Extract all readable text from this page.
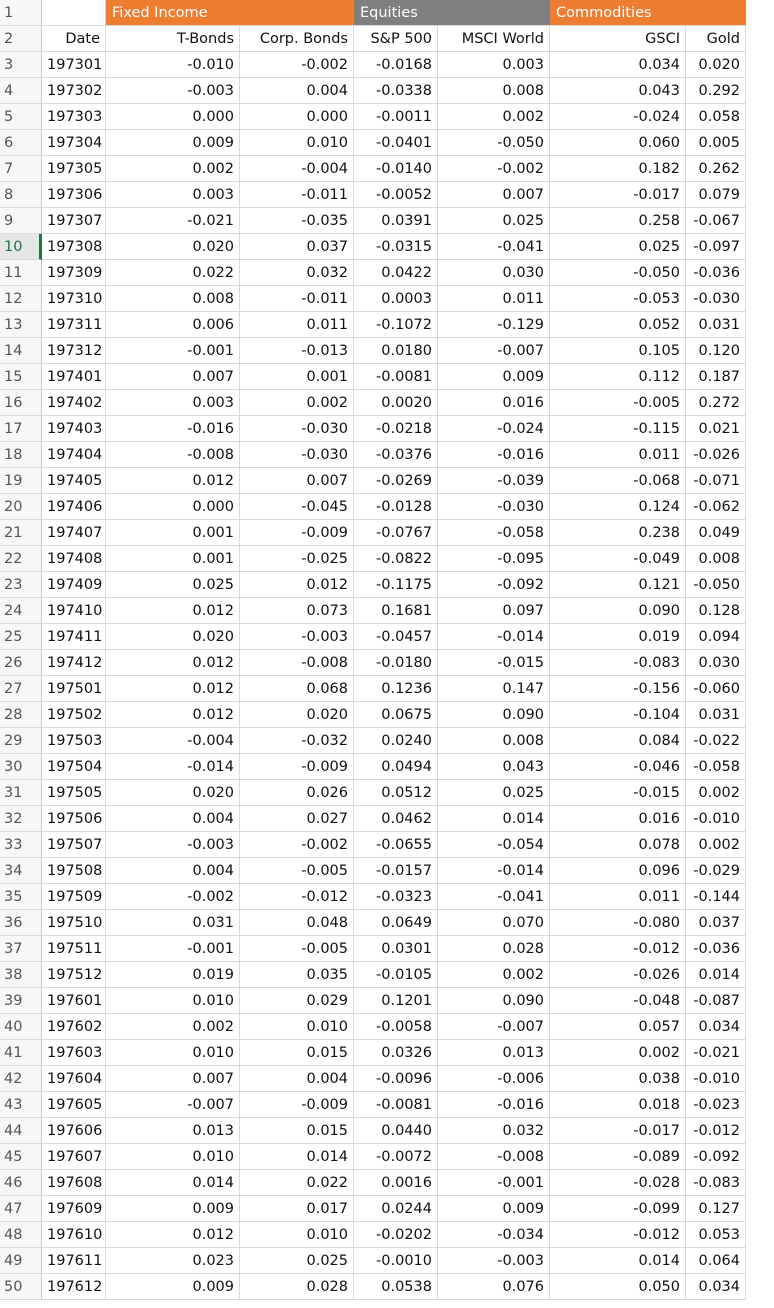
1	Fixed Income	Equities	Commodities
2	Date	T-Bonds	Corp. Bonds	S&P 500	MSCI World	GSCI	Gold
3	197301	-0.010	-0.002	-0.0168	0.003	0.034	0.020
4	197302	-0.003	0.004	-0.0338	0.008	0.043	0.292
5	197303	0.000	0.000	-0.0011	0.002	-0.024	0.058
6	197304	0.009	0.010	-0.0401	-0.050	0.060	0.005
7	197305	0.002	-0.004	-0.0140	-0.002	0.182	0.262
8	197306	0.003	-0.011	-0.0052	0.007	-0.017	0.079
9	197307	-0.021	-0.035	0.0391	0.025	0.258 -0.067
10	197308	0.020	0.037	-0.0315	-0.041	0.025 -0.097
11	197309	0.022	0.032	0.0422	0.030	-0.050 -0.036
12	197310	0.008	-0.011	0.0003	0.011	-0.053 -0.030
13	197311	0.006	0.011	-0.1072	-0.129	0.052	0.031
14	197312	-0.001	-0.013	0.0180	-0.007	0.105	0.120
15	197401	0.007	0.001	-0.0081	0.009	0.112	0.187
16	197402	0.003	0.002	0.0020	0.016	-0.005	0.272
17	197403	-0.016	-0.030	-0.0218	-0.024	-0.115	0.021
18	197404	-0.008	-0.030	-0.0376	-0.016	0.011 -0.026
19	197405	0.012	0.007	-0.0269	-0.039	-0.068 -0.071
20	197406	0.000	-0.045	-0.0128	-0.030	0.124 -0.062
21	197407	0.001	-0.009	-0.0767	-0.058	0.238	0.049
22	197408	0.001	-0.025	-0.0822	-0.095	-0.049	0.008
23	197409	0.025	0.012	-0.1175	-0.092	0.121 -0.050
24	197410	0.012	0.073	0.1681	0.097	0.090	0.128
25	197411	0.020	-0.003	-0.0457	-0.014	0.019	0.094
26	197412	0.012	-0.008	-0.0180	-0.015	-0.083	0.030
27	197501	0.012	0.068	0.1236	0.147	-0.156 -0.060
28	197502	0.012	0.020	0.0675	0.090	-0.104	0.031
29	197503	-0.004	-0.032	0.0240	0.008	0.084 -0.022
30	197504	-0.014	-0.009	0.0494	0.043	-0.046 -0.058
31	197505	0.020	0.026	0.0512	0.025	-0.015	0.002
32	197506	0.004	0.027	0.0462	0.014	0.016 -0.010
33	197507	-0.003	-0.002	-0.0655	-0.054	0.078	0.002
34	197508	0.004	-0.005	-0.0157	-0.014	0.096 -0.029
35	197509	-0.002	-0.012	-0.0323	-0.041	0.011 -0.144
36	197510	0.031	0.048	0.0649	0.070	-0.080	0.037
37	197511	-0.001	-0.005	0.0301	0.028	-0.012 -0.036
38	197512	0.019	0.035	-0.0105	0.002	-0.026	0.014
39	197601	0.010	0.029	0.1201	0.090	-0.048 -0.087
40	197602	0.002	0.010	-0.0058	-0.007	0.057	0.034
41	197603	0.010	0.015	0.0326	0.013	0.002 -0.021
42	197604	0.007	0.004	-0.0096	-0.006	0.038 -0.010
43	197605	-0.007	-0.009	-0.0081	-0.016	0.018 -0.023
44	197606	0.013	0.015	0.0440	0.032	-0.017 -0.012
45	197607	0.010	0.014	-0.0072	-0.008	-0.089 -0.092
46	197608	0.014	0.022	0.0016	-0.001	-0.028 -0.083
47	197609	0.009	0.017	0.0244	0.009	-0.099	0.127
48	197610	0.012	0.010	-0.0202	-0.034	-0.012	0.053
49	197611	0.023	0.025	-0.0010	-0.003	0.014	0.064
50	197612	0.009	0.028	0.0538	0.076	0.050	0.034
+-------+
▸ **To be done**
Copy the listing word for word, excluding its pictures.

▸ **The output**
Extract all readable text from this page.
1	Fixed Income	Equities	Commodities
2	Date	T-Bonds	Corp. Bonds	S&P 500	MSCI World	GSCI	Gold
3	197301	-0.010	-0.002	-0.0168	0.003	0.034	0.020
4	197302	-0.003	0.004	-0.0338	0.008	0.043	0.292
5	197303	0.000	0.000	-0.0011	0.002	-0.024	0.058
6	197304	0.009	0.010	-0.0401	-0.050	0.060	0.005
7	197305	0.002	-0.004	-0.0140	-0.002	0.182	0.262
8	197306	0.003	-0.011	-0.0052	0.007	-0.017	0.079
9	197307	-0.021	-0.035	0.0391	0.025	0.258 -0.067
10	197308	0.020	0.037	-0.0315	-0.041	0.025 -0.097
11	197309	0.022	0.032	0.0422	0.030	-0.050 -0.036
12	197310	0.008	-0.011	0.0003	0.011	-0.053 -0.030
13	197311	0.006	0.011	-0.1072	-0.129	0.052	0.031
14	197312	-0.001	-0.013	0.0180	-0.007	0.105	0.120
15	197401	0.007	0.001	-0.0081	0.009	0.112	0.187
16	197402	0.003	0.002	0.0020	0.016	-0.005	0.272
17	197403	-0.016	-0.030	-0.0218	-0.024	-0.115	0.021
18	197404	-0.008	-0.030	-0.0376	-0.016	0.011 -0.026
19	197405	0.012	0.007	-0.0269	-0.039	-0.068 -0.071
20	197406	0.000	-0.045	-0.0128	-0.030	0.124 -0.062
21	197407	0.001	-0.009	-0.0767	-0.058	0.238	0.049
22	197408	0.001	-0.025	-0.0822	-0.095	-0.049	0.008
23	197409	0.025	0.012	-0.1175	-0.092	0.121 -0.050
24	197410	0.012	0.073	0.1681	0.097	0.090	0.128
25	197411	0.020	-0.003	-0.0457	-0.014	0.019	0.094
26	197412	0.012	-0.008	-0.0180	-0.015	-0.083	0.030
27	197501	0.012	0.068	0.1236	0.147	-0.156 -0.060
28	197502	0.012	0.020	0.0675	0.090	-0.104	0.031
29	197503	-0.004	-0.032	0.0240	0.008	0.084 -0.022
30	197504	-0.014	-0.009	0.0494	0.043	-0.046 -0.058
31	197505	0.020	0.026	0.0512	0.025	-0.015	0.002
32	197506	0.004	0.027	0.0462	0.014	0.016 -0.010
33	197507	-0.003	-0.002	-0.0655	-0.054	0.078	0.002
34	197508	0.004	-0.005	-0.0157	-0.014	0.096 -0.029
35	197509	-0.002	-0.012	-0.0323	-0.041	0.011 -0.144
36	197510	0.031	0.048	0.0649	0.070	-0.080	0.037
37	197511	-0.001	-0.005	0.0301	0.028	-0.012 -0.036
38	197512	0.019	0.035	-0.0105	0.002	-0.026	0.014
39	197601	0.010	0.029	0.1201	0.090	-0.048 -0.087
40	197602	0.002	0.010	-0.0058	-0.007	0.057	0.034
41	197603	0.010	0.015	0.0326	0.013	0.002 -0.021
42	197604	0.007	0.004	-0.0096	-0.006	0.038 -0.010
43	197605	-0.007	-0.009	-0.0081	-0.016	0.018 -0.023
44	197606	0.013	0.015	0.0440	0.032	-0.017 -0.012
45	197607	0.010	0.014	-0.0072	-0.008	-0.089 -0.092
46	197608	0.014	0.022	0.0016	-0.001	-0.028 -0.083
47	197609	0.009	0.017	0.0244	0.009	-0.099	0.127
48	197610	0.012	0.010	-0.0202	-0.034	-0.012	0.053
49	197611	0.023	0.025	-0.0010	-0.003	0.014	0.064
50	197612	0.009	0.028	0.0538	0.076	0.050	0.034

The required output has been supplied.